What you are asked to do:
Scan the data for "page" and copy the lines it appears in.

⟨

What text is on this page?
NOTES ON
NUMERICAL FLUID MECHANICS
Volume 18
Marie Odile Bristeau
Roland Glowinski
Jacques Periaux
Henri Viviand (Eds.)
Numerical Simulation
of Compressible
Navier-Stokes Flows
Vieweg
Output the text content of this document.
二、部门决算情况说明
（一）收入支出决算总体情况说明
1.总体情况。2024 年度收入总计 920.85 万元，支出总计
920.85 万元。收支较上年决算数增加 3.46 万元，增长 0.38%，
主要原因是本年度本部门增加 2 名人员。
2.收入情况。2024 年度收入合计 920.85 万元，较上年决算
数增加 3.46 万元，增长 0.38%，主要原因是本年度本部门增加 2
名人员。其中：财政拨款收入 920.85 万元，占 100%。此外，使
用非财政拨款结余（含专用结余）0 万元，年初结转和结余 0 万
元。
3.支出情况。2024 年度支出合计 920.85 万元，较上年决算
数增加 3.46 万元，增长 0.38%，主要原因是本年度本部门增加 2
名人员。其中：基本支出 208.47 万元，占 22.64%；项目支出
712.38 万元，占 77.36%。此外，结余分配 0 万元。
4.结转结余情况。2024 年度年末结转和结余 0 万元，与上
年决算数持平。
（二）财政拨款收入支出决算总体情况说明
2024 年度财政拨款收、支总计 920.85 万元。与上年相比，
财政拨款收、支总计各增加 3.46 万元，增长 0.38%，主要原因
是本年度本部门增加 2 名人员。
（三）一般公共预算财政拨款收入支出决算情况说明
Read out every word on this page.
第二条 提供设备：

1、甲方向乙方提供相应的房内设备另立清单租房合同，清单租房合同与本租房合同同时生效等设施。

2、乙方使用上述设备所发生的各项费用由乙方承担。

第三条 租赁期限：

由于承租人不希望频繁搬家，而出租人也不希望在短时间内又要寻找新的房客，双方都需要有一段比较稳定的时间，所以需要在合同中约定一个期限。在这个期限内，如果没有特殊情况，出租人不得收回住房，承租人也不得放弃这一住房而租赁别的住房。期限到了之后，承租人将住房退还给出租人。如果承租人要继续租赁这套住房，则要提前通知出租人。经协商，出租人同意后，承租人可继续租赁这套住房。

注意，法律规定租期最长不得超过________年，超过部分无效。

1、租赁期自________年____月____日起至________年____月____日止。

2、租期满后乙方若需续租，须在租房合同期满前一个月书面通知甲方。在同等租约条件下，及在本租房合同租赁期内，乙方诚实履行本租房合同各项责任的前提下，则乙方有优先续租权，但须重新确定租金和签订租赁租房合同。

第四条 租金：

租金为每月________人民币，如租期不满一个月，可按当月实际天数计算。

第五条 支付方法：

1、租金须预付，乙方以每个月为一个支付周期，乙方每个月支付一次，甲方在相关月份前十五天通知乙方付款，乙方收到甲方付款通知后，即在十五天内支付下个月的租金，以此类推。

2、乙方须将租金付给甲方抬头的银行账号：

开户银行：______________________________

⟩

Completed exercise:
What text is on this page?
Read out every word on this page.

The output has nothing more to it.